Stored data
━━━━━━━━

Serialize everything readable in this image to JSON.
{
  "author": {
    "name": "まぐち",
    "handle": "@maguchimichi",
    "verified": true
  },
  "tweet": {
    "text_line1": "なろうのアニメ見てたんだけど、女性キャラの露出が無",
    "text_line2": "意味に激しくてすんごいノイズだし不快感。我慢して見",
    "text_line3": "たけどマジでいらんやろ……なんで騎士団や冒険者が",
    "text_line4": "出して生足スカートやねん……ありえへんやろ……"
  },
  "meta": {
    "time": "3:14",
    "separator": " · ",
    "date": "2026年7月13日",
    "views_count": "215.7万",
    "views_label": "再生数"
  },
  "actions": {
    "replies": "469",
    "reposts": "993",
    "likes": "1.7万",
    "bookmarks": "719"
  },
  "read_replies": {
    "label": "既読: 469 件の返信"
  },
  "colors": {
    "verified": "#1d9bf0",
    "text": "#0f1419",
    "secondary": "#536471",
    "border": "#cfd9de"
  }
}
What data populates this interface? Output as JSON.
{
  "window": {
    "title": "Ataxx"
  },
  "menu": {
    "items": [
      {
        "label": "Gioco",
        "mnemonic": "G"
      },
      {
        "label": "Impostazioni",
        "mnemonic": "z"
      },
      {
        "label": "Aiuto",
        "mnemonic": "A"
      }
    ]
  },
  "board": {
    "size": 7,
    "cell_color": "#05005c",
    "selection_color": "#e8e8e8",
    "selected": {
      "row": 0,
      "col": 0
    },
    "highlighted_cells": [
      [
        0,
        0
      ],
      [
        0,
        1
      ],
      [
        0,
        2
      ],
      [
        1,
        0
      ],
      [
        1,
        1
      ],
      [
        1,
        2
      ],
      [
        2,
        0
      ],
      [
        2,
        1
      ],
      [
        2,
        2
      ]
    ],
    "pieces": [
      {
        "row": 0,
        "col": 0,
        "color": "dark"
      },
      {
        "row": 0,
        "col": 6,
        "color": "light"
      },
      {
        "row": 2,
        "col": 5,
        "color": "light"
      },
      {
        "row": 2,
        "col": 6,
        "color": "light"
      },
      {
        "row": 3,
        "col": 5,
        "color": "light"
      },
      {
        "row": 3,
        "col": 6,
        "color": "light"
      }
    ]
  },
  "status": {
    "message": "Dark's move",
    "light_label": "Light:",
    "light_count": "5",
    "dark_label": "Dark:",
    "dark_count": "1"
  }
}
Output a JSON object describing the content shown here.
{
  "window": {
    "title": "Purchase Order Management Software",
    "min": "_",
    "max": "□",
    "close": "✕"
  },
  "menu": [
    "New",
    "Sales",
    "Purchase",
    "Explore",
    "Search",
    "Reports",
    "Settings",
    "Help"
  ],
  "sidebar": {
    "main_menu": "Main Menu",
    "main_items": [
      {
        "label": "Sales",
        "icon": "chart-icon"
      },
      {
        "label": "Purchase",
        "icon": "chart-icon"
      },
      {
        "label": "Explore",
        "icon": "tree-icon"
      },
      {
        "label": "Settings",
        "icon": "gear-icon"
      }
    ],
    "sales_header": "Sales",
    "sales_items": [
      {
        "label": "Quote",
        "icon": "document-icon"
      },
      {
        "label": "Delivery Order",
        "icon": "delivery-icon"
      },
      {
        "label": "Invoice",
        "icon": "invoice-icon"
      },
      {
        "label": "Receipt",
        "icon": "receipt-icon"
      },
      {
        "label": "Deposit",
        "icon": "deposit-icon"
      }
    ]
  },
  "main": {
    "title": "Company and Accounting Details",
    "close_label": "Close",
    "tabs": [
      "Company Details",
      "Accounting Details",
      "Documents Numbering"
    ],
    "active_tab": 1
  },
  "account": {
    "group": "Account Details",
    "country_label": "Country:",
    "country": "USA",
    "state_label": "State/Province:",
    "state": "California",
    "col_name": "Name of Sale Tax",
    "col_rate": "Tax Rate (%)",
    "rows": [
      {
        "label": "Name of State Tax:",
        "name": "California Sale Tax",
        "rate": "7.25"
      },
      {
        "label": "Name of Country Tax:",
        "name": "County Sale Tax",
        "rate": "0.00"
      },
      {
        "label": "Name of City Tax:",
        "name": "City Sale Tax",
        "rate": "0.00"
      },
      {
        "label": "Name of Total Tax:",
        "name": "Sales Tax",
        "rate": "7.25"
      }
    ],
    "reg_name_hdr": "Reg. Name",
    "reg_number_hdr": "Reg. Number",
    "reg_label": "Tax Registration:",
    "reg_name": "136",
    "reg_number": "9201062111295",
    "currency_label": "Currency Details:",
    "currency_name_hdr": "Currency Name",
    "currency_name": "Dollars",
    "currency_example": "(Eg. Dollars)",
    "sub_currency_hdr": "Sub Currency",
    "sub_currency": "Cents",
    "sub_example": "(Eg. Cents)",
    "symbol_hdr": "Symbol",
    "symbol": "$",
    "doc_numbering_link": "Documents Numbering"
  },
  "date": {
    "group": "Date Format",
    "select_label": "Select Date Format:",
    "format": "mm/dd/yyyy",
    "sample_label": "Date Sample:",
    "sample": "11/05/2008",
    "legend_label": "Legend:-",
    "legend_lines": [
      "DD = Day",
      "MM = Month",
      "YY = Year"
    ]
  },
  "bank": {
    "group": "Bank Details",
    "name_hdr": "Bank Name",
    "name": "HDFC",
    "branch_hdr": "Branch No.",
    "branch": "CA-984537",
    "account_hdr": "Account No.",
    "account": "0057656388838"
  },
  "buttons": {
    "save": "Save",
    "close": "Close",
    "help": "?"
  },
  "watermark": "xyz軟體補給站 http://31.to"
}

━━━━━━━━

**REQUIRED TASK**
Output all of the data again. Match it exactly.

**SOLUTION TO THIS PROBLEM**
Serialize everything readable in this image to JSON.
{
  "author": {
    "name": "まぐち",
    "handle": "@maguchimichi",
    "verified": true
  },
  "tweet": {
    "text_line1": "なろうのアニメ見てたんだけど、女性キャラの露出が無",
    "text_line2": "意味に激しくてすんごいノイズだし不快感。我慢して見",
    "text_line3": "たけどマジでいらんやろ……なんで騎士団や冒険者が",
    "text_line4": "出して生足スカートやねん……ありえへんやろ……"
  },
  "meta": {
    "time": "3:14",
    "separator": " · ",
    "date": "2026年7月13日",
    "views_count": "215.7万",
    "views_label": "再生数"
  },
  "actions": {
    "replies": "469",
    "reposts": "993",
    "likes": "1.7万",
    "bookmarks": "719"
  },
  "read_replies": {
    "label": "既読: 469 件の返信"
  },
  "colors": {
    "verified": "#1d9bf0",
    "text": "#0f1419",
    "secondary": "#536471",
    "border": "#cfd9de"
  }
}
What data populates this interface? Output as JSON.
{
  "window": {
    "title": "Ataxx"
  },
  "menu": {
    "items": [
      {
        "label": "Gioco",
        "mnemonic": "G"
      },
      {
        "label": "Impostazioni",
        "mnemonic": "z"
      },
      {
        "label": "Aiuto",
        "mnemonic": "A"
      }
    ]
  },
  "board": {
    "size": 7,
    "cell_color": "#05005c",
    "selection_color": "#e8e8e8",
    "selected": {
      "row": 0,
      "col": 0
    },
    "highlighted_cells": [
      [
        0,
        0
      ],
      [
        0,
        1
      ],
      [
        0,
        2
      ],
      [
        1,
        0
      ],
      [
        1,
        1
      ],
      [
        1,
        2
      ],
      [
        2,
        0
      ],
      [
        2,
        1
      ],
      [
        2,
        2
      ]
    ],
    "pieces": [
      {
        "row": 0,
        "col": 0,
        "color": "dark"
      },
      {
        "row": 0,
        "col": 6,
        "color": "light"
      },
      {
        "row": 2,
        "col": 5,
        "color": "light"
      },
      {
        "row": 2,
        "col": 6,
        "color": "light"
      },
      {
        "row": 3,
        "col": 5,
        "color": "light"
      },
      {
        "row": 3,
        "col": 6,
        "color": "light"
      }
    ]
  },
  "status": {
    "message": "Dark's move",
    "light_label": "Light:",
    "light_count": "5",
    "dark_label": "Dark:",
    "dark_count": "1"
  }
}
Output a JSON object describing the content shown here.
{
  "window": {
    "title": "Purchase Order Management Software",
    "min": "_",
    "max": "□",
    "close": "✕"
  },
  "menu": [
    "New",
    "Sales",
    "Purchase",
    "Explore",
    "Search",
    "Reports",
    "Settings",
    "Help"
  ],
  "sidebar": {
    "main_menu": "Main Menu",
    "main_items": [
      {
        "label": "Sales",
        "icon": "chart-icon"
      },
      {
        "label": "Purchase",
        "icon": "chart-icon"
      },
      {
        "label": "Explore",
        "icon": "tree-icon"
      },
      {
        "label": "Settings",
        "icon": "gear-icon"
      }
    ],
    "sales_header": "Sales",
    "sales_items": [
      {
        "label": "Quote",
        "icon": "document-icon"
      },
      {
        "label": "Delivery Order",
        "icon": "delivery-icon"
      },
      {
        "label": "Invoice",
        "icon": "invoice-icon"
      },
      {
        "label": "Receipt",
        "icon": "receipt-icon"
      },
      {
        "label": "Deposit",
        "icon": "deposit-icon"
      }
    ]
  },
  "main": {
    "title": "Company and Accounting Details",
    "close_label": "Close",
    "tabs": [
      "Company Details",
      "Accounting Details",
      "Documents Numbering"
    ],
    "active_tab": 1
  },
  "account": {
    "group": "Account Details",
    "country_label": "Country:",
    "country": "USA",
    "state_label": "State/Province:",
    "state": "California",
    "col_name": "Name of Sale Tax",
    "col_rate": "Tax Rate (%)",
    "rows": [
      {
        "label": "Name of State Tax:",
        "name": "California Sale Tax",
        "rate": "7.25"
      },
      {
        "label": "Name of Country Tax:",
        "name": "County Sale Tax",
        "rate": "0.00"
      },
      {
        "label": "Name of City Tax:",
        "name": "City Sale Tax",
        "rate": "0.00"
      },
      {
        "label": "Name of Total Tax:",
        "name": "Sales Tax",
        "rate": "7.25"
      }
    ],
    "reg_name_hdr": "Reg. Name",
    "reg_number_hdr": "Reg. Number",
    "reg_label": "Tax Registration:",
    "reg_name": "136",
    "reg_number": "9201062111295",
    "currency_label": "Currency Details:",
    "currency_name_hdr": "Currency Name",
    "currency_name": "Dollars",
    "currency_example": "(Eg. Dollars)",
    "sub_currency_hdr": "Sub Currency",
    "sub_currency": "Cents",
    "sub_example": "(Eg. Cents)",
    "symbol_hdr": "Symbol",
    "symbol": "$",
    "doc_numbering_link": "Documents Numbering"
  },
  "date": {
    "group": "Date Format",
    "select_label": "Select Date Format:",
    "format": "mm/dd/yyyy",
    "sample_label": "Date Sample:",
    "sample": "11/05/2008",
    "legend_label": "Legend:-",
    "legend_lines": [
      "DD = Day",
      "MM = Month",
      "YY = Year"
    ]
  },
  "bank": {
    "group": "Bank Details",
    "name_hdr": "Bank Name",
    "name": "HDFC",
    "branch_hdr": "Branch No.",
    "branch": "CA-984537",
    "account_hdr": "Account No.",
    "account": "0057656388838"
  },
  "buttons": {
    "save": "Save",
    "close": "Close",
    "help": "?"
  },
  "watermark": "xyz軟體補給站 http://31.to"
}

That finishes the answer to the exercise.